◆ Directive ◆
Find the lines of data that contain the string "Tulumaks", then list them.

[Figure contents as structured data]
_ _ _ _

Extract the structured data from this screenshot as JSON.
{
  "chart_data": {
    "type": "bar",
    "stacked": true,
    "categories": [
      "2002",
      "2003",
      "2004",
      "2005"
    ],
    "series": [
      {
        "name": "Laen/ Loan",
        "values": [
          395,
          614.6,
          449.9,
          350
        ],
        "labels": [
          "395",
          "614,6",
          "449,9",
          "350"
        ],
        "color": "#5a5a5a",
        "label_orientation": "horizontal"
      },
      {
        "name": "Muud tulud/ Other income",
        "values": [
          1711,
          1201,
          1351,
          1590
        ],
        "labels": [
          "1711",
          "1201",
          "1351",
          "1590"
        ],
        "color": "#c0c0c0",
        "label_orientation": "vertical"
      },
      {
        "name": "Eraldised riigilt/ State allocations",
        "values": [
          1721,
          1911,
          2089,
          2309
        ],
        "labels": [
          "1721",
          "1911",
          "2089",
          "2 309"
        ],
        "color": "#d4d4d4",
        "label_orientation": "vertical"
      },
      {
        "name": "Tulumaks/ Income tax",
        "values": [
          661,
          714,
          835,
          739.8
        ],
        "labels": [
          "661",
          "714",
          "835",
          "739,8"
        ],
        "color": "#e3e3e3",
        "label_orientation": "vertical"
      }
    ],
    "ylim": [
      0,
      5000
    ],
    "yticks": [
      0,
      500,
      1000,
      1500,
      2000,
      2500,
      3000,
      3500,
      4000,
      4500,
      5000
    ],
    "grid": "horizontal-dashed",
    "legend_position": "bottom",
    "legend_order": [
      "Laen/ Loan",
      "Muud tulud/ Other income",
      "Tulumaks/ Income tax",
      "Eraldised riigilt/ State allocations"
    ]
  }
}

_ _ _ _

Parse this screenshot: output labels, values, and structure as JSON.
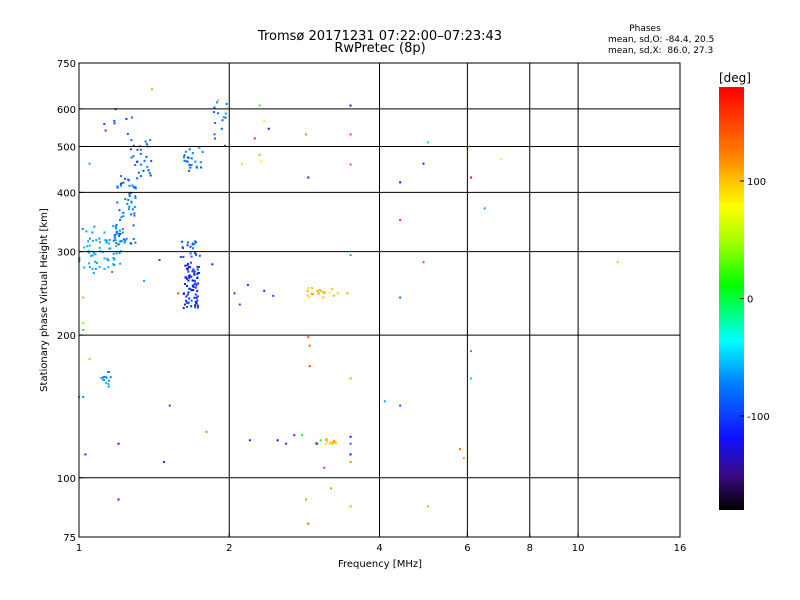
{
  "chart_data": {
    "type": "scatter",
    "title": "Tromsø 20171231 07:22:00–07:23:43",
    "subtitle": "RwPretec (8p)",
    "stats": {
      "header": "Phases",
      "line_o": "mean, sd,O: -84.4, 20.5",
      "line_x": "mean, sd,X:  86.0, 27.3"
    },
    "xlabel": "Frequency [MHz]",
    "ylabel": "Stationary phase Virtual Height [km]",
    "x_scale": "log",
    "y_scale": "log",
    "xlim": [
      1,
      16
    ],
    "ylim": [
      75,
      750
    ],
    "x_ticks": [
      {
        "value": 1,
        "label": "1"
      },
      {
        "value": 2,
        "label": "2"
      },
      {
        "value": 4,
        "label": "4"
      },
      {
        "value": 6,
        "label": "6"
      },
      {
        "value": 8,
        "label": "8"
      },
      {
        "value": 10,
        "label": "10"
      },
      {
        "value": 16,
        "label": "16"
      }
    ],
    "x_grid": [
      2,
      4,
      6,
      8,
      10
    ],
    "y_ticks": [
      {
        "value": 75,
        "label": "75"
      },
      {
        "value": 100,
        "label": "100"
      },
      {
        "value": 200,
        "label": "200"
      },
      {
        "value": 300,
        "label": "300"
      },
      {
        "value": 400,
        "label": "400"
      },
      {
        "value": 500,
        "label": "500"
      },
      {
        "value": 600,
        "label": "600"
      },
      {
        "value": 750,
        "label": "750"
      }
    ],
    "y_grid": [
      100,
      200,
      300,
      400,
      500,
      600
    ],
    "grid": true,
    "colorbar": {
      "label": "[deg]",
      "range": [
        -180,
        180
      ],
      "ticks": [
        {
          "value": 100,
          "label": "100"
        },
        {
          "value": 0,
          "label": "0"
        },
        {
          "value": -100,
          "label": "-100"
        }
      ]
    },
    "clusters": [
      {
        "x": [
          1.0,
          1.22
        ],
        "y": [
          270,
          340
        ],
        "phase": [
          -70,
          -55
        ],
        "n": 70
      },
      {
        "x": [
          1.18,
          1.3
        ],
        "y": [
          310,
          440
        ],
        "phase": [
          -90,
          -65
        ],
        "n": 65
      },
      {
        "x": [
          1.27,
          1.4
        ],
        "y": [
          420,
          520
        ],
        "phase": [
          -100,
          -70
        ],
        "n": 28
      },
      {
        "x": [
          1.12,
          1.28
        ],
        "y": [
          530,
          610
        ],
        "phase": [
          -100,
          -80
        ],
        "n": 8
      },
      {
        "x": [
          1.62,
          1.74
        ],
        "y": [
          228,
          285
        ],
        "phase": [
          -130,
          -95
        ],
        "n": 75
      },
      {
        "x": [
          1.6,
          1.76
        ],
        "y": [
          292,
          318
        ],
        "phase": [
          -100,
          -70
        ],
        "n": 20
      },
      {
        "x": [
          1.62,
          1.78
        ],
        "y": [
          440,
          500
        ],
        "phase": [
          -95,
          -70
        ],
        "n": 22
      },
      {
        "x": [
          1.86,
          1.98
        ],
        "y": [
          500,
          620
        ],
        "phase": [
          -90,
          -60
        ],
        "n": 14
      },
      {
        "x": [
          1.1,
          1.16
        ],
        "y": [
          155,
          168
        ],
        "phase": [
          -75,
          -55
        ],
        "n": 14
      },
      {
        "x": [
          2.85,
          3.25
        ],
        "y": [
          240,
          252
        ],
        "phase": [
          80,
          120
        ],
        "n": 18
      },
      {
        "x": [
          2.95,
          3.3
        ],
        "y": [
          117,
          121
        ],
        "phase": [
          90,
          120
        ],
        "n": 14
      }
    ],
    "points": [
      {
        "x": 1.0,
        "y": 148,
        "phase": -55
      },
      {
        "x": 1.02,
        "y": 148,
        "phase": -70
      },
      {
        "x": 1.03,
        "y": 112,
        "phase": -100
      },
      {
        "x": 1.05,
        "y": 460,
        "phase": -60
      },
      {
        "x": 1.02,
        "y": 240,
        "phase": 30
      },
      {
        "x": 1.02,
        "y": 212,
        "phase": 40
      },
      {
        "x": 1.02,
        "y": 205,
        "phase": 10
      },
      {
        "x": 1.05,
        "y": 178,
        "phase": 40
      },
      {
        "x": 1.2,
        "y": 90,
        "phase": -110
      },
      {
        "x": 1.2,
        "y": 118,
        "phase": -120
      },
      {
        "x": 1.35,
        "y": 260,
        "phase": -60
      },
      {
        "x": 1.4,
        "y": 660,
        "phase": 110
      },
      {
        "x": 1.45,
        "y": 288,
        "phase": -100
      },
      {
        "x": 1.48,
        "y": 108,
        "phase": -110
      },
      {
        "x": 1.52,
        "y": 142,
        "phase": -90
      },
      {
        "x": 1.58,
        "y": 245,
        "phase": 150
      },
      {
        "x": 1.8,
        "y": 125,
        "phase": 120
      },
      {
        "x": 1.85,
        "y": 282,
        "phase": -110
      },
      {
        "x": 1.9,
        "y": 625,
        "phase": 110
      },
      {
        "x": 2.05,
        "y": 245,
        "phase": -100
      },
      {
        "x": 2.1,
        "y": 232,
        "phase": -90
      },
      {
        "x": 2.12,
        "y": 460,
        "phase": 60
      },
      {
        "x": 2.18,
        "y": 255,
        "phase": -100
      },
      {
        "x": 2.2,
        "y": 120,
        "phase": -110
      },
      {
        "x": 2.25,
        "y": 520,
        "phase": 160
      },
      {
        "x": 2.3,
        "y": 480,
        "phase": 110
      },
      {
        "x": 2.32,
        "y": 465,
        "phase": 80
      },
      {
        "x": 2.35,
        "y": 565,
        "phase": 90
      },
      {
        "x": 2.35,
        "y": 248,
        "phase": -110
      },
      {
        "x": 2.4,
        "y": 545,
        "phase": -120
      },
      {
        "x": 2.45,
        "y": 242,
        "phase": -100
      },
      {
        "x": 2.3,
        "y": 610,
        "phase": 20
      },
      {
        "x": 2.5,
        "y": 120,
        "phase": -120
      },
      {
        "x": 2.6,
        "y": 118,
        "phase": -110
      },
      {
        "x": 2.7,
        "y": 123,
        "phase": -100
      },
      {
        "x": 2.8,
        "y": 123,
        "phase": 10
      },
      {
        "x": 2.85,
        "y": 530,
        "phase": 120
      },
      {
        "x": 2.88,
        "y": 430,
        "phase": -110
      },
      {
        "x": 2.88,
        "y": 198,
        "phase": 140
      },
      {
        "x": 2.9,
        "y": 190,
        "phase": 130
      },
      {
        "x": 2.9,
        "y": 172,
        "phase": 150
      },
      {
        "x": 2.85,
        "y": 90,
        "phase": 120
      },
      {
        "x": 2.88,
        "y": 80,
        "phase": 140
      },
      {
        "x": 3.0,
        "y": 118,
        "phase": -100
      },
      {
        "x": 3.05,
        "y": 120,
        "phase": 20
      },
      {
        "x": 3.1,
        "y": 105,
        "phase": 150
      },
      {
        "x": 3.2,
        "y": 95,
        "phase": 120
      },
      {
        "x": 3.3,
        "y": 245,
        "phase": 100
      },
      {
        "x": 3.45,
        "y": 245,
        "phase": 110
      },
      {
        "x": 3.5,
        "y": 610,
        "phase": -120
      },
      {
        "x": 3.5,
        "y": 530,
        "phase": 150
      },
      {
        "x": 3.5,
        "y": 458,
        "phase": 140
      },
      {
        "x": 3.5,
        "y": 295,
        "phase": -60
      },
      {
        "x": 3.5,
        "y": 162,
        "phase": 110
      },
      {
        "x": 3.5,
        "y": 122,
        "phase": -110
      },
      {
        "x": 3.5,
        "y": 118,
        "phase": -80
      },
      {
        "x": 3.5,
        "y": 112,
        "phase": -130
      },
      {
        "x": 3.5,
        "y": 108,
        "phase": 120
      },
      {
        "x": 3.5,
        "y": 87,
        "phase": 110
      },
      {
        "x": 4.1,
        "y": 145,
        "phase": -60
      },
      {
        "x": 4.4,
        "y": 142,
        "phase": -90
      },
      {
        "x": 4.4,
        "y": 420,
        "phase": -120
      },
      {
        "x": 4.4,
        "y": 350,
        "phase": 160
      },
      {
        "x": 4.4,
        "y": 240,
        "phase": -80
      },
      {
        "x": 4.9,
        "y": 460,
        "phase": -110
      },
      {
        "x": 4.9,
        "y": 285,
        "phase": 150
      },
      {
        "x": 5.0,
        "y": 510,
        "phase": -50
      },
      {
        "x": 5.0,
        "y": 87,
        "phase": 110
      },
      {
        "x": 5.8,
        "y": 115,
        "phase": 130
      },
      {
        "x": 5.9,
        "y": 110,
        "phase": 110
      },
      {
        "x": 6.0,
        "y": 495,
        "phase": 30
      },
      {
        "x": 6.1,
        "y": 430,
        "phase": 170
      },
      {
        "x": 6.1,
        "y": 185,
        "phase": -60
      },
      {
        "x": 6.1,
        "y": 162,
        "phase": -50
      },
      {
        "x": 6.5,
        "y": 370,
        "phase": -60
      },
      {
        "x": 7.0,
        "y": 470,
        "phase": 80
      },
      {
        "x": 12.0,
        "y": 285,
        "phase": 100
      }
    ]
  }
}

_ _ _ _

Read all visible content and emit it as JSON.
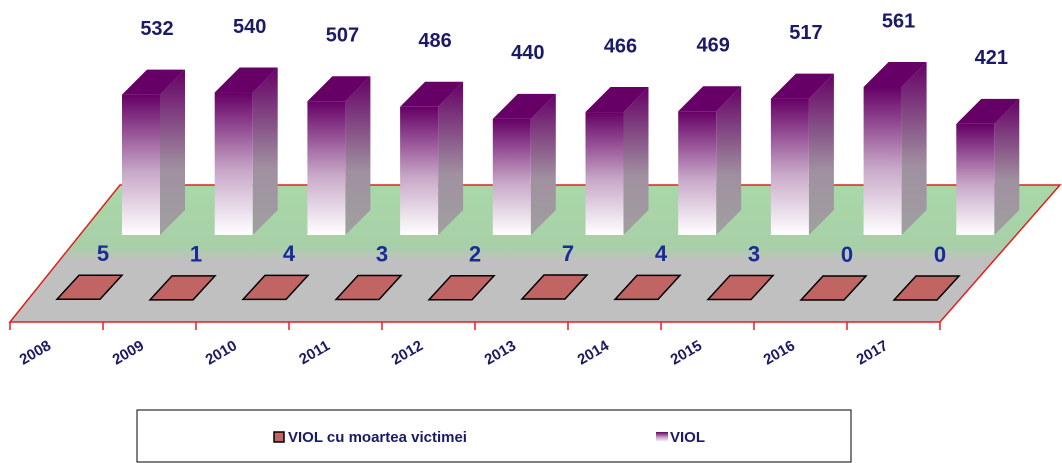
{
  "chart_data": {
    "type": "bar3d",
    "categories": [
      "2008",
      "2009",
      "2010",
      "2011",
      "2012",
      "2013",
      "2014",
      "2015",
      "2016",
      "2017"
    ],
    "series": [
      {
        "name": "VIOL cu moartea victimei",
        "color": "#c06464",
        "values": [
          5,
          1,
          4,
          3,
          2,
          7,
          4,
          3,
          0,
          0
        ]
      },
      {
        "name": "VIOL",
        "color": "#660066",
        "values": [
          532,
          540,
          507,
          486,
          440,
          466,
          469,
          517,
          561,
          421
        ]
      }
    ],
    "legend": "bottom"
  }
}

_ _ _ _

◆ Correct result ◆
        "name": "Tulumaks/ Income tax",
      "Tulumaks/ Income tax",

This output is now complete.